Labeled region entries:
** begin **
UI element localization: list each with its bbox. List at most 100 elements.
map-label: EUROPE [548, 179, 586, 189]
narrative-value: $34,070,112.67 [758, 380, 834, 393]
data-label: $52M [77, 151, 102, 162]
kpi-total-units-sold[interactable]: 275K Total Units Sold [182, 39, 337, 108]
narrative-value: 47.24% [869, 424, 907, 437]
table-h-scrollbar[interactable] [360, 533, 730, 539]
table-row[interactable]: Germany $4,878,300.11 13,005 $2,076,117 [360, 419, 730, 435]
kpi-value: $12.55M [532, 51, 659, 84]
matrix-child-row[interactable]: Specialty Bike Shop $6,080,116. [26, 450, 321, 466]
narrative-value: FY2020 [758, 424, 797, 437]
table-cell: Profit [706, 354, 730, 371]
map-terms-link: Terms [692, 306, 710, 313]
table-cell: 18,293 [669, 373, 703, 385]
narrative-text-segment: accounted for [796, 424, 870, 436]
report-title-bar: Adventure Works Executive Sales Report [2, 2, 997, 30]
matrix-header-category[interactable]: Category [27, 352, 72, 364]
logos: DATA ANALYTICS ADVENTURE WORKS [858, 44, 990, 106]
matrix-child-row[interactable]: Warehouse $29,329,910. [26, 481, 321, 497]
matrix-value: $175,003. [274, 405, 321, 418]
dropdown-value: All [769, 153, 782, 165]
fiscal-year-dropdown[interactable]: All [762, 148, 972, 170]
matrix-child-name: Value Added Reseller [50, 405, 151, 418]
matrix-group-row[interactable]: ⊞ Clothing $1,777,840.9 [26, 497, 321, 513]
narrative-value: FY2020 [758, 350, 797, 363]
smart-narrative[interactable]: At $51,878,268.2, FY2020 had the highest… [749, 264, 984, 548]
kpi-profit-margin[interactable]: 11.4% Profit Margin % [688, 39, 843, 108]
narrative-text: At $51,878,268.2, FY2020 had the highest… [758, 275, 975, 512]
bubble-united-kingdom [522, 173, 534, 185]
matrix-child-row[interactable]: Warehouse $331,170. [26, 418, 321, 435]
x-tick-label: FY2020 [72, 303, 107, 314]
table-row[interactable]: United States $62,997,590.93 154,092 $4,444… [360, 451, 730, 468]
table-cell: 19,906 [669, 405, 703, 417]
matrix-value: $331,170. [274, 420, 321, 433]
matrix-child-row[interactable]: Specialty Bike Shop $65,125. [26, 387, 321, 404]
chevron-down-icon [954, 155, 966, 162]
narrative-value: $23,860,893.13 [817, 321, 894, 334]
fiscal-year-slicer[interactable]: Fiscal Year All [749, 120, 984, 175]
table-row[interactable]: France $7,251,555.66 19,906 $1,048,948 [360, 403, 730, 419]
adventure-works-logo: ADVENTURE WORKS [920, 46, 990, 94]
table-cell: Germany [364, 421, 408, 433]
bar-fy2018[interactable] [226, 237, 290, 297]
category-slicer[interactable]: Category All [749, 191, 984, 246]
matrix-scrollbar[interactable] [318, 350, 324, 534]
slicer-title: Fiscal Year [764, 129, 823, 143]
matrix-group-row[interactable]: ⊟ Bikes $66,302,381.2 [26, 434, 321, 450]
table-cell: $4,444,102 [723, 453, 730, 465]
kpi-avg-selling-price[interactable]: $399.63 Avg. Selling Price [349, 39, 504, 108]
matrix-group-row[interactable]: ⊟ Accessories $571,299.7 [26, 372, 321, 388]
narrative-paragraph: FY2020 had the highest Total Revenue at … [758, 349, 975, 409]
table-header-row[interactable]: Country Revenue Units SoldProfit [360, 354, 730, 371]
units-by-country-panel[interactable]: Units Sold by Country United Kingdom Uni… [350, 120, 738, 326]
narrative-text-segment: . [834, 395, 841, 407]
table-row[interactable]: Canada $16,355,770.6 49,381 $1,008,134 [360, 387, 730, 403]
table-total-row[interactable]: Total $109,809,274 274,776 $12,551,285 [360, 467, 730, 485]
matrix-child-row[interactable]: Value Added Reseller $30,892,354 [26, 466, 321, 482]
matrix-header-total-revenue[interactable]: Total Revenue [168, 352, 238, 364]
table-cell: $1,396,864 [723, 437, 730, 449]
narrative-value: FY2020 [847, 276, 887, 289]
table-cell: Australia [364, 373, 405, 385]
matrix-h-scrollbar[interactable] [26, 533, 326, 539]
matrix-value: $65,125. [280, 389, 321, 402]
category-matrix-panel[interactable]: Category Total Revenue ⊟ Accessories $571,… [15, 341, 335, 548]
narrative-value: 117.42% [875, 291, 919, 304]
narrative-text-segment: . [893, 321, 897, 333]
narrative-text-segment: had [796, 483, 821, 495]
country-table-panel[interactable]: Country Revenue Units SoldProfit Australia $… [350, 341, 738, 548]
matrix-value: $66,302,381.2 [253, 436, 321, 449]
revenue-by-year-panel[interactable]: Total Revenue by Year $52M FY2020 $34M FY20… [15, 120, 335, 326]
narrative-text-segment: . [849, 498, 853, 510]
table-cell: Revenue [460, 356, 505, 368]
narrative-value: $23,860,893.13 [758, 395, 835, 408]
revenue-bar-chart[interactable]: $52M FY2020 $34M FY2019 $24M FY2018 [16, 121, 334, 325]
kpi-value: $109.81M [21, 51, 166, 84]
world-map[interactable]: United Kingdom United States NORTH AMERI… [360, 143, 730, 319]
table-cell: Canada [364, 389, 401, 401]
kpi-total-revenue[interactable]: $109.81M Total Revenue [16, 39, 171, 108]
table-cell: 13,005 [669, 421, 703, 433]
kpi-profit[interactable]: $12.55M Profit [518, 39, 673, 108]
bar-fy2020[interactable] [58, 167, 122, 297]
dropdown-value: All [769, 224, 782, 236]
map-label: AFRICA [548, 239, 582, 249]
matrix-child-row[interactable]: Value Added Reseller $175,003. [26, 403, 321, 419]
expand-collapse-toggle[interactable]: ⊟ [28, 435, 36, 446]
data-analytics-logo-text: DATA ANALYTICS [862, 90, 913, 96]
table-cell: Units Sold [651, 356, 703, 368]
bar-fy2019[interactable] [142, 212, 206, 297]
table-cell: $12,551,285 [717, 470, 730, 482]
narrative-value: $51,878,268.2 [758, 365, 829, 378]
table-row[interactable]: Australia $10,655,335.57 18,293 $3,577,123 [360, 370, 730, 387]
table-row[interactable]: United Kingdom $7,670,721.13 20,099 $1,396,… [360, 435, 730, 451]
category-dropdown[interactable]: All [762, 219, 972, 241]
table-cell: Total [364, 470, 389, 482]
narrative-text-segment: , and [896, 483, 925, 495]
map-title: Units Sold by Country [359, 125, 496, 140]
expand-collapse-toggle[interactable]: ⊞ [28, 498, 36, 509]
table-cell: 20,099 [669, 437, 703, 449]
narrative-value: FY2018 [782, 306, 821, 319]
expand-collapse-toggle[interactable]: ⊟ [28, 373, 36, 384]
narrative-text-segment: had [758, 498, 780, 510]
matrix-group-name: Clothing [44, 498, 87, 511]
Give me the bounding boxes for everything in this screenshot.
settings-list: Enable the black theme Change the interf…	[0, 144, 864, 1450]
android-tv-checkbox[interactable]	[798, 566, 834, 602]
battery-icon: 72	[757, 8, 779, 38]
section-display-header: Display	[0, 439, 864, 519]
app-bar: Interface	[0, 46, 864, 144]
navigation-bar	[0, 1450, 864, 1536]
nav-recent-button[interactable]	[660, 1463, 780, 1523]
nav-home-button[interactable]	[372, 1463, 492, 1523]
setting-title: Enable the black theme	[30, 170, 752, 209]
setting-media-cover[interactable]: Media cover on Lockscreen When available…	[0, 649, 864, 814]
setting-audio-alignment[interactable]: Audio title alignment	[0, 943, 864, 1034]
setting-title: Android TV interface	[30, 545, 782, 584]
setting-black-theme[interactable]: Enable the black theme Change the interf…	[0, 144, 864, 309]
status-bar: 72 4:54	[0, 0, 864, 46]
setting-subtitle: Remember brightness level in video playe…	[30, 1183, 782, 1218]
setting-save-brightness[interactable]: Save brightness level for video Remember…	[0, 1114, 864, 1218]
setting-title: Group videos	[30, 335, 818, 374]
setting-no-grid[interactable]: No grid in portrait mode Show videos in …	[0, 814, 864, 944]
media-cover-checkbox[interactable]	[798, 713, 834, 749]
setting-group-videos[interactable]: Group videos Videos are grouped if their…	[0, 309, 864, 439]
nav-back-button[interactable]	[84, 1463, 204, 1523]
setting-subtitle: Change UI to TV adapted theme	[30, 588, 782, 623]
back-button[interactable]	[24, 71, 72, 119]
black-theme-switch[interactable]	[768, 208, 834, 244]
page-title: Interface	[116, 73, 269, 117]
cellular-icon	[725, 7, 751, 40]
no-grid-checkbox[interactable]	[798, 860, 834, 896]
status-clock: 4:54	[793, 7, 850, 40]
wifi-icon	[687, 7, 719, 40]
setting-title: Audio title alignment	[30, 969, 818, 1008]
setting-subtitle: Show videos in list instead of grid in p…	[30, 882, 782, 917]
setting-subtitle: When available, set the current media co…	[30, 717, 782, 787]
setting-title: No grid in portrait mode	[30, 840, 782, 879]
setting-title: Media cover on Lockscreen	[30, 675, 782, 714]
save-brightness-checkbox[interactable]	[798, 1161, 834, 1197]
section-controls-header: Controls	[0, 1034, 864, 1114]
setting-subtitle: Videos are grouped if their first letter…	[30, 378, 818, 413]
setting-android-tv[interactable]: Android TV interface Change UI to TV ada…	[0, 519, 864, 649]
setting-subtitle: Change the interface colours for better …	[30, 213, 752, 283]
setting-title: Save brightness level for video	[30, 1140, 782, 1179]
** end **
** Work to do **
Retype the data from the beginning through the line containing "matrix-child-row[interactable]: Warehouse $29,329,910.", with both ends included and each line unchanged.

** Reply to the exercise **
UI element localization: list each with its bbox. List at most 100 elements.
map-label: EUROPE [548, 179, 586, 189]
narrative-value: $34,070,112.67 [758, 380, 834, 393]
data-label: $52M [77, 151, 102, 162]
kpi-total-units-sold[interactable]: 275K Total Units Sold [182, 39, 337, 108]
narrative-value: 47.24% [869, 424, 907, 437]
table-h-scrollbar[interactable] [360, 533, 730, 539]
table-row[interactable]: Germany $4,878,300.11 13,005 $2,076,117 [360, 419, 730, 435]
kpi-value: $12.55M [532, 51, 659, 84]
matrix-child-row[interactable]: Specialty Bike Shop $6,080,116. [26, 450, 321, 466]
narrative-value: FY2020 [758, 424, 797, 437]
table-cell: Profit [706, 354, 730, 371]
map-terms-link: Terms [692, 306, 710, 313]
table-cell: 18,293 [669, 373, 703, 385]
narrative-text-segment: accounted for [796, 424, 870, 436]
report-title-bar: Adventure Works Executive Sales Report [2, 2, 997, 30]
matrix-header-category[interactable]: Category [27, 352, 72, 364]
logos: DATA ANALYTICS ADVENTURE WORKS [858, 44, 990, 106]
matrix-child-row[interactable]: Warehouse $29,329,910. [26, 481, 321, 497]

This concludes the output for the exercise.